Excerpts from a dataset
Start of Block

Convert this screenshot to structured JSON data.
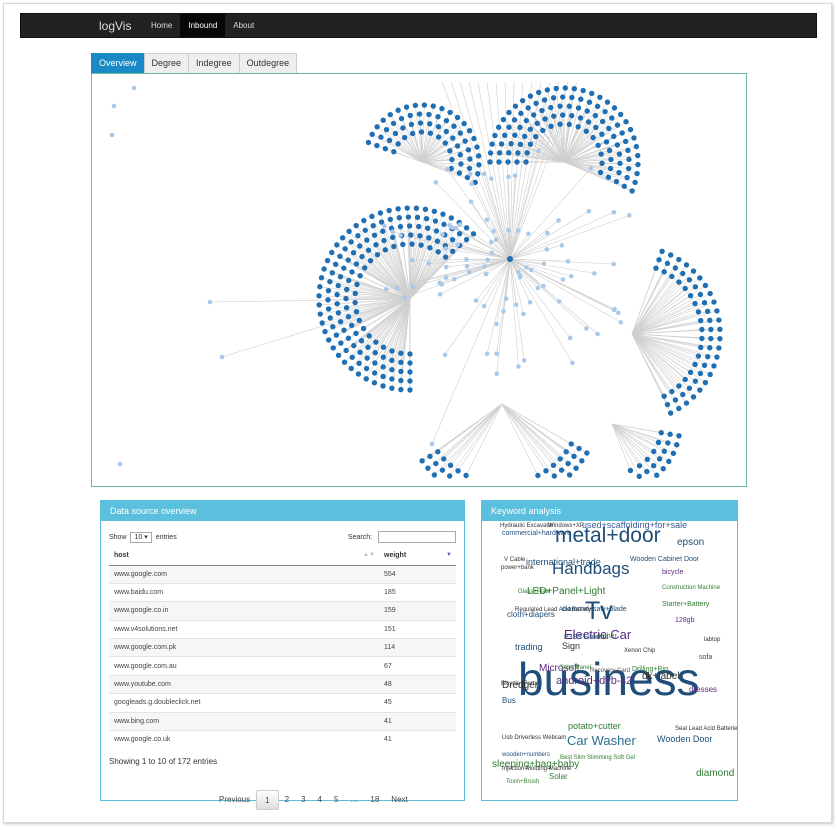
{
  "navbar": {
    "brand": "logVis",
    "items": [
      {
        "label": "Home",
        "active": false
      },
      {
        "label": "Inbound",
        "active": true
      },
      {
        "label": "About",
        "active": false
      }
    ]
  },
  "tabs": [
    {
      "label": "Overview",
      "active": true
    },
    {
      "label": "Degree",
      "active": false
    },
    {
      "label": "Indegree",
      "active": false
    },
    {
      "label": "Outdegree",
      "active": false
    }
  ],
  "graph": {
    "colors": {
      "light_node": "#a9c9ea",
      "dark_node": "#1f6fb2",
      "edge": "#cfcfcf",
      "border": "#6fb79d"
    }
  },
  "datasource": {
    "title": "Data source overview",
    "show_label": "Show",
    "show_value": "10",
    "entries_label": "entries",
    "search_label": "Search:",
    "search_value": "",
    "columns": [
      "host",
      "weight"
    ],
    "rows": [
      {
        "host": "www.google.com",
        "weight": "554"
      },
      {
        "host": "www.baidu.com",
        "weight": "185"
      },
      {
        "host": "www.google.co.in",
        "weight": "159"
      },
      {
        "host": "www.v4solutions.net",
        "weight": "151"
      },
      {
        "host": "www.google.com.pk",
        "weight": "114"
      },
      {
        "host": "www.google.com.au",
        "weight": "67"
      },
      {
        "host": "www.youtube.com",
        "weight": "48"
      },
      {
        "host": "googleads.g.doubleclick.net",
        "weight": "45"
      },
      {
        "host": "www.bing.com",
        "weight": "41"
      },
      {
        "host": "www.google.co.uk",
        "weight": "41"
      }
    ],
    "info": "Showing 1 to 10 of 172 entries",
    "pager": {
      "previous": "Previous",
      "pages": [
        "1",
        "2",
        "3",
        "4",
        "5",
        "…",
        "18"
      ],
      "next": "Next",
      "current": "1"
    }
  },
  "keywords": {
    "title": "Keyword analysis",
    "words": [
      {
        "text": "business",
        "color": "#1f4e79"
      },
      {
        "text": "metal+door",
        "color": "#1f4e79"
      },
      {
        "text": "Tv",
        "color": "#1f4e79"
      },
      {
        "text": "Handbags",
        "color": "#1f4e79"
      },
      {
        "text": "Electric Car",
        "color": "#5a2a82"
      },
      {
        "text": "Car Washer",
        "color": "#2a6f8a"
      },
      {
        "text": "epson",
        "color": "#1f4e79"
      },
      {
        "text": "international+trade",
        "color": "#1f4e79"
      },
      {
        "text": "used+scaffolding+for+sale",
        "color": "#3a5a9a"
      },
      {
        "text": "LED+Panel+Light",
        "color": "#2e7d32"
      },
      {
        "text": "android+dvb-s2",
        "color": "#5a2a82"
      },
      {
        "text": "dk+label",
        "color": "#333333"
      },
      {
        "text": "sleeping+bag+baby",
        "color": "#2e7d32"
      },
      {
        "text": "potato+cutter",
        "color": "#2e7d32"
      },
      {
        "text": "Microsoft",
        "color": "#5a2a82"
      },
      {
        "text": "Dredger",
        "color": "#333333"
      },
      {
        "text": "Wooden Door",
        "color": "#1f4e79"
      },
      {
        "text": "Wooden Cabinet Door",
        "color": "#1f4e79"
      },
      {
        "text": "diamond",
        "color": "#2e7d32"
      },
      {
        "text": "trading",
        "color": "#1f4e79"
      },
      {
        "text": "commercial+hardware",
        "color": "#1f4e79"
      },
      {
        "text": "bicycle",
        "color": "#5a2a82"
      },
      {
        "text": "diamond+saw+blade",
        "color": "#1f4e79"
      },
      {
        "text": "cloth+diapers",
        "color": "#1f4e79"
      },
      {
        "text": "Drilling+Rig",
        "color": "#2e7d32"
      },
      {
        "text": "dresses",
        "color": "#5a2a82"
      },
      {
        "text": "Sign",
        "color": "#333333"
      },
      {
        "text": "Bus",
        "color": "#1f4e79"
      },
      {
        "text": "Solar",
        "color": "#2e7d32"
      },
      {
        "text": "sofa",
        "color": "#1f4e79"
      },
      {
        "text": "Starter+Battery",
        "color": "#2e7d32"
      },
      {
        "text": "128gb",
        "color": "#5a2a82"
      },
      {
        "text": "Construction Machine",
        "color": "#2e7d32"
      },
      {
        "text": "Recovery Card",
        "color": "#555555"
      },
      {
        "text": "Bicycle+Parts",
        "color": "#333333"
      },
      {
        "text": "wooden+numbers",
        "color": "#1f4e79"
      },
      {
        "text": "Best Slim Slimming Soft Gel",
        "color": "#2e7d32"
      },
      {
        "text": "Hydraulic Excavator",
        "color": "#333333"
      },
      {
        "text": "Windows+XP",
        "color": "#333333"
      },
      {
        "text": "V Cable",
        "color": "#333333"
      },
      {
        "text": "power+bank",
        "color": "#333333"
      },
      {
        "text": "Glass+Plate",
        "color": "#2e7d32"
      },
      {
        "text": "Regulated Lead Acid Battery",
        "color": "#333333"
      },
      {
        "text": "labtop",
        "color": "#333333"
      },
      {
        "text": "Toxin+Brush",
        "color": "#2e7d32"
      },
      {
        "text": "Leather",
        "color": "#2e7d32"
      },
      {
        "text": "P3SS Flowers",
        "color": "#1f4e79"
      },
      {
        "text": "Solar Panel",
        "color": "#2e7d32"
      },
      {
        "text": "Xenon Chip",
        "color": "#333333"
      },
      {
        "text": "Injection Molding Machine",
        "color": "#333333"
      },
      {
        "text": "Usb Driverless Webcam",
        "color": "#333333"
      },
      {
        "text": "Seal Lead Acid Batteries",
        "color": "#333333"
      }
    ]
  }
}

End of Block

• EXERCISE GOAL:
This exercise calls for the records to be given again exactly, without the images.

• EXPECTED ANSWER:
Convert this screenshot to structured JSON data.
{
  "navbar": {
    "brand": "logVis",
    "items": [
      {
        "label": "Home",
        "active": false
      },
      {
        "label": "Inbound",
        "active": true
      },
      {
        "label": "About",
        "active": false
      }
    ]
  },
  "tabs": [
    {
      "label": "Overview",
      "active": true
    },
    {
      "label": "Degree",
      "active": false
    },
    {
      "label": "Indegree",
      "active": false
    },
    {
      "label": "Outdegree",
      "active": false
    }
  ],
  "graph": {
    "colors": {
      "light_node": "#a9c9ea",
      "dark_node": "#1f6fb2",
      "edge": "#cfcfcf",
      "border": "#6fb79d"
    }
  },
  "datasource": {
    "title": "Data source overview",
    "show_label": "Show",
    "show_value": "10",
    "entries_label": "entries",
    "search_label": "Search:",
    "search_value": "",
    "columns": [
      "host",
      "weight"
    ],
    "rows": [
      {
        "host": "www.google.com",
        "weight": "554"
      },
      {
        "host": "www.baidu.com",
        "weight": "185"
      },
      {
        "host": "www.google.co.in",
        "weight": "159"
      },
      {
        "host": "www.v4solutions.net",
        "weight": "151"
      },
      {
        "host": "www.google.com.pk",
        "weight": "114"
      },
      {
        "host": "www.google.com.au",
        "weight": "67"
      },
      {
        "host": "www.youtube.com",
        "weight": "48"
      },
      {
        "host": "googleads.g.doubleclick.net",
        "weight": "45"
      },
      {
        "host": "www.bing.com",
        "weight": "41"
      },
      {
        "host": "www.google.co.uk",
        "weight": "41"
      }
    ],
    "info": "Showing 1 to 10 of 172 entries",
    "pager": {
      "previous": "Previous",
      "pages": [
        "1",
        "2",
        "3",
        "4",
        "5",
        "…",
        "18"
      ],
      "next": "Next",
      "current": "1"
    }
  },
  "keywords": {
    "title": "Keyword analysis",
    "words": [
      {
        "text": "business",
        "color": "#1f4e79"
      },
      {
        "text": "metal+door",
        "color": "#1f4e79"
      },
      {
        "text": "Tv",
        "color": "#1f4e79"
      },
      {
        "text": "Handbags",
        "color": "#1f4e79"
      },
      {
        "text": "Electric Car",
        "color": "#5a2a82"
      },
      {
        "text": "Car Washer",
        "color": "#2a6f8a"
      },
      {
        "text": "epson",
        "color": "#1f4e79"
      },
      {
        "text": "international+trade",
        "color": "#1f4e79"
      },
      {
        "text": "used+scaffolding+for+sale",
        "color": "#3a5a9a"
      },
      {
        "text": "LED+Panel+Light",
        "color": "#2e7d32"
      },
      {
        "text": "android+dvb-s2",
        "color": "#5a2a82"
      },
      {
        "text": "dk+label",
        "color": "#333333"
      },
      {
        "text": "sleeping+bag+baby",
        "color": "#2e7d32"
      },
      {
        "text": "potato+cutter",
        "color": "#2e7d32"
      },
      {
        "text": "Microsoft",
        "color": "#5a2a82"
      },
      {
        "text": "Dredger",
        "color": "#333333"
      },
      {
        "text": "Wooden Door",
        "color": "#1f4e79"
      },
      {
        "text": "Wooden Cabinet Door",
        "color": "#1f4e79"
      },
      {
        "text": "diamond",
        "color": "#2e7d32"
      },
      {
        "text": "trading",
        "color": "#1f4e79"
      },
      {
        "text": "commercial+hardware",
        "color": "#1f4e79"
      },
      {
        "text": "bicycle",
        "color": "#5a2a82"
      },
      {
        "text": "diamond+saw+blade",
        "color": "#1f4e79"
      },
      {
        "text": "cloth+diapers",
        "color": "#1f4e79"
      },
      {
        "text": "Drilling+Rig",
        "color": "#2e7d32"
      },
      {
        "text": "dresses",
        "color": "#5a2a82"
      },
      {
        "text": "Sign",
        "color": "#333333"
      },
      {
        "text": "Bus",
        "color": "#1f4e79"
      },
      {
        "text": "Solar",
        "color": "#2e7d32"
      },
      {
        "text": "sofa",
        "color": "#1f4e79"
      },
      {
        "text": "Starter+Battery",
        "color": "#2e7d32"
      },
      {
        "text": "128gb",
        "color": "#5a2a82"
      },
      {
        "text": "Construction Machine",
        "color": "#2e7d32"
      },
      {
        "text": "Recovery Card",
        "color": "#555555"
      },
      {
        "text": "Bicycle+Parts",
        "color": "#333333"
      },
      {
        "text": "wooden+numbers",
        "color": "#1f4e79"
      },
      {
        "text": "Best Slim Slimming Soft Gel",
        "color": "#2e7d32"
      },
      {
        "text": "Hydraulic Excavator",
        "color": "#333333"
      },
      {
        "text": "Windows+XP",
        "color": "#333333"
      },
      {
        "text": "V Cable",
        "color": "#333333"
      },
      {
        "text": "power+bank",
        "color": "#333333"
      },
      {
        "text": "Glass+Plate",
        "color": "#2e7d32"
      },
      {
        "text": "Regulated Lead Acid Battery",
        "color": "#333333"
      },
      {
        "text": "labtop",
        "color": "#333333"
      },
      {
        "text": "Toxin+Brush",
        "color": "#2e7d32"
      },
      {
        "text": "Leather",
        "color": "#2e7d32"
      },
      {
        "text": "P3SS Flowers",
        "color": "#1f4e79"
      },
      {
        "text": "Solar Panel",
        "color": "#2e7d32"
      },
      {
        "text": "Xenon Chip",
        "color": "#333333"
      },
      {
        "text": "Injection Molding Machine",
        "color": "#333333"
      },
      {
        "text": "Usb Driverless Webcam",
        "color": "#333333"
      },
      {
        "text": "Seal Lead Acid Batteries",
        "color": "#333333"
      }
    ]
  }
}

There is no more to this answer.